- PROBLEM DESCRIPTION -
Each entry below should be written out exactly as it is, with no pictures.

>> start

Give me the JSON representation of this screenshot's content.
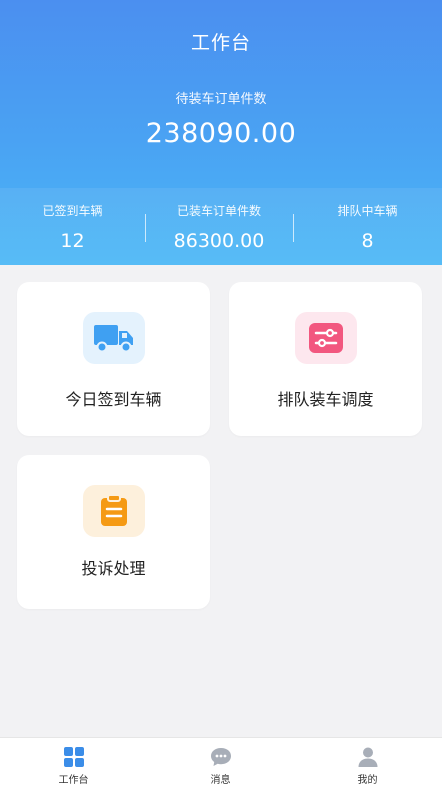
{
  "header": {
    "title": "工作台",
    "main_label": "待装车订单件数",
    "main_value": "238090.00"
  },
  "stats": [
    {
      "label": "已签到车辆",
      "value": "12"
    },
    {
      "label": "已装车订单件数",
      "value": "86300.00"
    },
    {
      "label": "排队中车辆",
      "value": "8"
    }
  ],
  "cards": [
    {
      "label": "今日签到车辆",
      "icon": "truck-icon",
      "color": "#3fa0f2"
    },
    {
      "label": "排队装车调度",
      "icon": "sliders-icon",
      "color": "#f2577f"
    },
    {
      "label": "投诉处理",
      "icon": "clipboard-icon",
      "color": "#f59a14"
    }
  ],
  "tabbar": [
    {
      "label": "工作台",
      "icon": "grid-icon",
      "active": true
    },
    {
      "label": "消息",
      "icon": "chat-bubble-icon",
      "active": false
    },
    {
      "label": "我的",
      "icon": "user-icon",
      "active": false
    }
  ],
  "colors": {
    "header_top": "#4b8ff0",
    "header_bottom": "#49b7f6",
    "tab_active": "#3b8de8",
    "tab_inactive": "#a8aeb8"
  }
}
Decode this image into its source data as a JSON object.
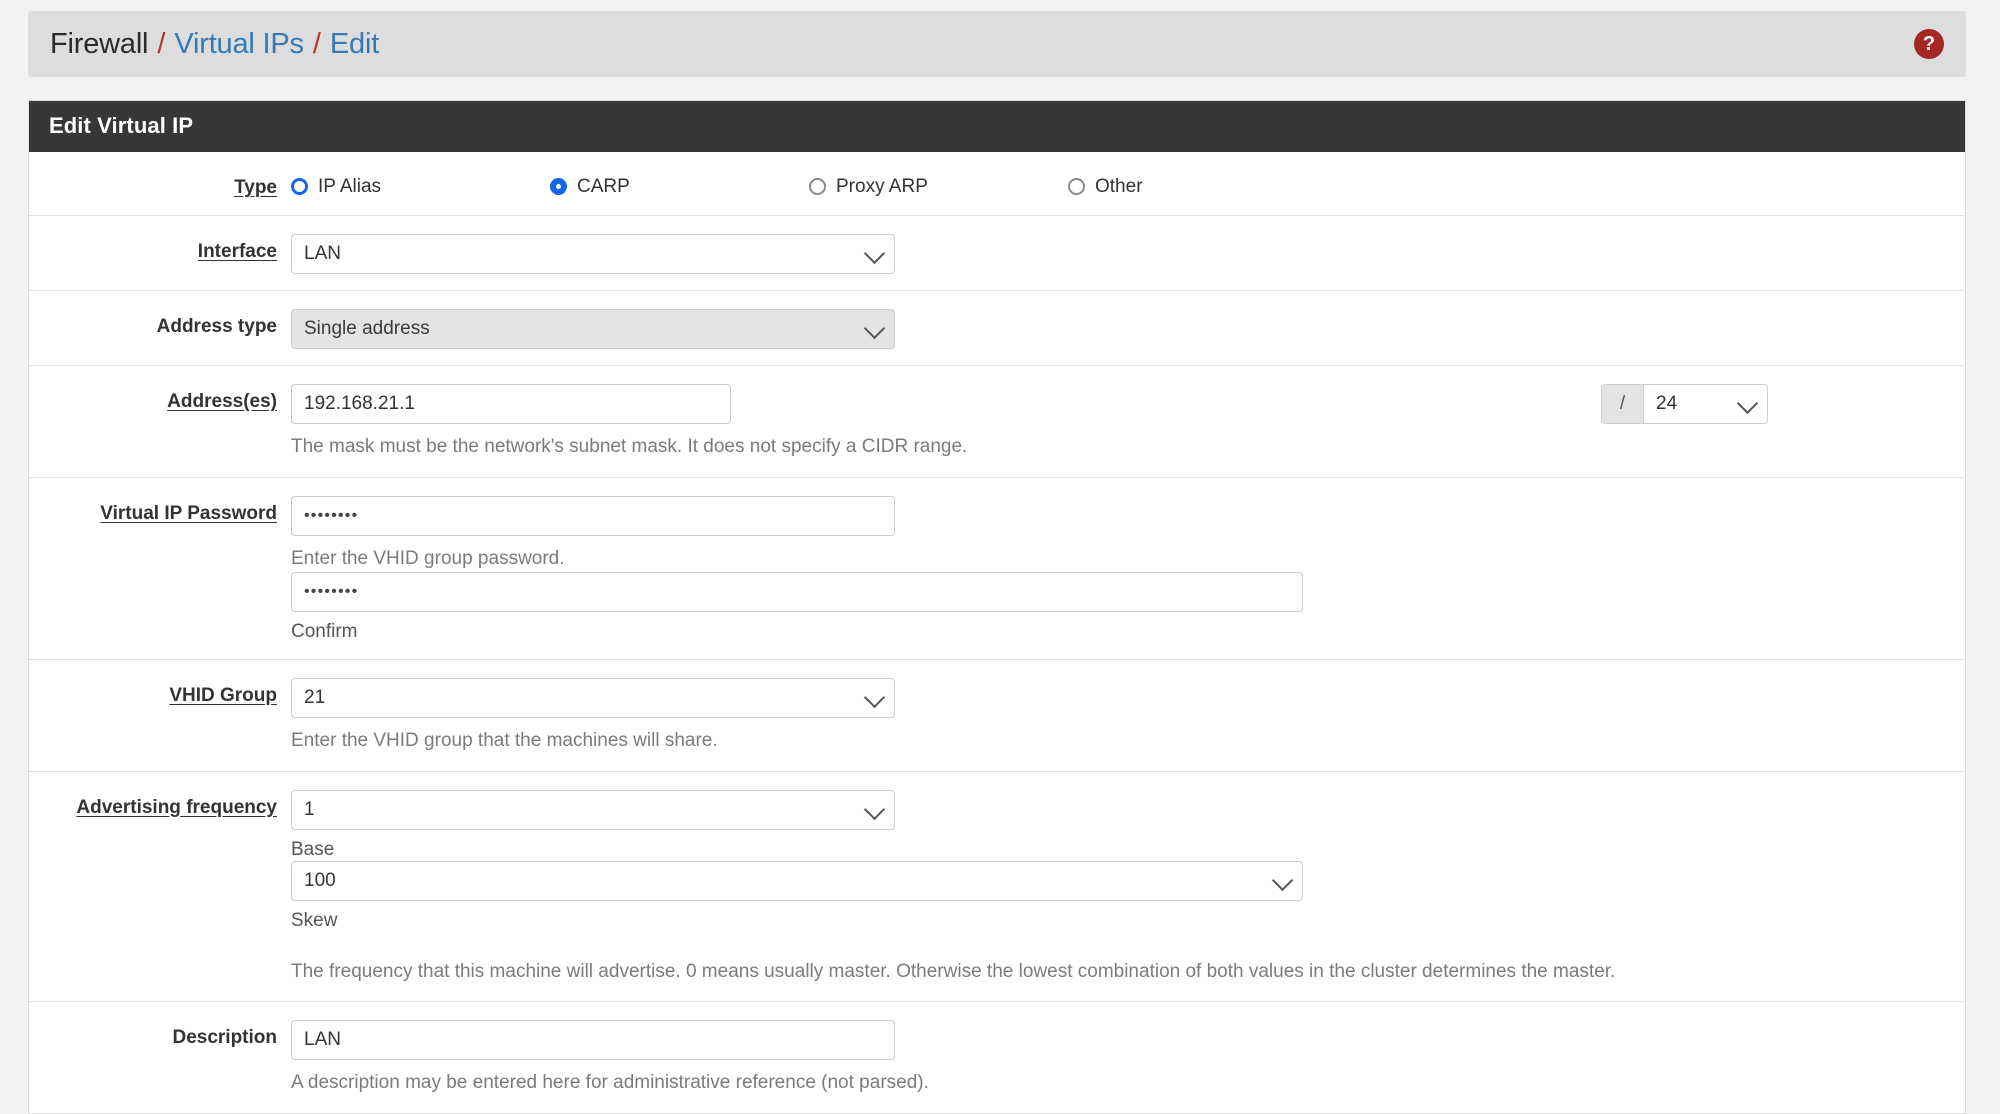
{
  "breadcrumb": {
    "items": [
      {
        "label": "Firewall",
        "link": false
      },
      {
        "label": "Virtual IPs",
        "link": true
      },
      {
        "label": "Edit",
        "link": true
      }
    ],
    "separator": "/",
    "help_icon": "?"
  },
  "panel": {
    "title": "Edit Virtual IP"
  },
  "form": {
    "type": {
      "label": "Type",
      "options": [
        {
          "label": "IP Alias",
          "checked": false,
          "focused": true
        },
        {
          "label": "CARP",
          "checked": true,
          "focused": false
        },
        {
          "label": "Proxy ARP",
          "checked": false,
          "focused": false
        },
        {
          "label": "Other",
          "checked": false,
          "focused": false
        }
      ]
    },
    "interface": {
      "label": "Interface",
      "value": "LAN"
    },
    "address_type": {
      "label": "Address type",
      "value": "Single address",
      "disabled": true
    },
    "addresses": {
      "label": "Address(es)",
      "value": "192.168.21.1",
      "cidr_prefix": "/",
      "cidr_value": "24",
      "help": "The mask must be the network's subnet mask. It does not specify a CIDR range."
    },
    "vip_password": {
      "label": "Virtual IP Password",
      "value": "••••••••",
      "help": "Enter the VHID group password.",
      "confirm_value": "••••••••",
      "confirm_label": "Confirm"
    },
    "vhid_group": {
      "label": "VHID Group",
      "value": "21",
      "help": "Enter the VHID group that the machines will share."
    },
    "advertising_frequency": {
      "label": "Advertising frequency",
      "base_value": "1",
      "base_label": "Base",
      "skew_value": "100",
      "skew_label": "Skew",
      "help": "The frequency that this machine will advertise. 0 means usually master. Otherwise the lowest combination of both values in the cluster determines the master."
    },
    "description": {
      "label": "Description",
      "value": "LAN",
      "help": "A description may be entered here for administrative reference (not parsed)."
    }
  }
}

>> end

- WRITTEN RESPONSE -
Give me the JSON representation of this screenshot's content.
{
  "header": {
    "title": "工作台",
    "main_label": "待装车订单件数",
    "main_value": "238090.00"
  },
  "stats": [
    {
      "label": "已签到车辆",
      "value": "12"
    },
    {
      "label": "已装车订单件数",
      "value": "86300.00"
    },
    {
      "label": "排队中车辆",
      "value": "8"
    }
  ],
  "cards": [
    {
      "label": "今日签到车辆",
      "icon": "truck-icon",
      "color": "#3fa0f2"
    },
    {
      "label": "排队装车调度",
      "icon": "sliders-icon",
      "color": "#f2577f"
    },
    {
      "label": "投诉处理",
      "icon": "clipboard-icon",
      "color": "#f59a14"
    }
  ],
  "tabbar": [
    {
      "label": "工作台",
      "icon": "grid-icon",
      "active": true
    },
    {
      "label": "消息",
      "icon": "chat-bubble-icon",
      "active": false
    },
    {
      "label": "我的",
      "icon": "user-icon",
      "active": false
    }
  ],
  "colors": {
    "header_top": "#4b8ff0",
    "header_bottom": "#49b7f6",
    "tab_active": "#3b8de8",
    "tab_inactive": "#a8aeb8"
  }
}
Decode this image into its source data as a JSON object.
{
  "breadcrumb": {
    "items": [
      {
        "label": "Firewall",
        "link": false
      },
      {
        "label": "Virtual IPs",
        "link": true
      },
      {
        "label": "Edit",
        "link": true
      }
    ],
    "separator": "/",
    "help_icon": "?"
  },
  "panel": {
    "title": "Edit Virtual IP"
  },
  "form": {
    "type": {
      "label": "Type",
      "options": [
        {
          "label": "IP Alias",
          "checked": false,
          "focused": true
        },
        {
          "label": "CARP",
          "checked": true,
          "focused": false
        },
        {
          "label": "Proxy ARP",
          "checked": false,
          "focused": false
        },
        {
          "label": "Other",
          "checked": false,
          "focused": false
        }
      ]
    },
    "interface": {
      "label": "Interface",
      "value": "LAN"
    },
    "address_type": {
      "label": "Address type",
      "value": "Single address",
      "disabled": true
    },
    "addresses": {
      "label": "Address(es)",
      "value": "192.168.21.1",
      "cidr_prefix": "/",
      "cidr_value": "24",
      "help": "The mask must be the network's subnet mask. It does not specify a CIDR range."
    },
    "vip_password": {
      "label": "Virtual IP Password",
      "value": "••••••••",
      "help": "Enter the VHID group password.",
      "confirm_value": "••••••••",
      "confirm_label": "Confirm"
    },
    "vhid_group": {
      "label": "VHID Group",
      "value": "21",
      "help": "Enter the VHID group that the machines will share."
    },
    "advertising_frequency": {
      "label": "Advertising frequency",
      "base_value": "1",
      "base_label": "Base",
      "skew_value": "100",
      "skew_label": "Skew",
      "help": "The frequency that this machine will advertise. 0 means usually master. Otherwise the lowest combination of both values in the cluster determines the master."
    },
    "description": {
      "label": "Description",
      "value": "LAN",
      "help": "A description may be entered here for administrative reference (not parsed)."
    }
  }
}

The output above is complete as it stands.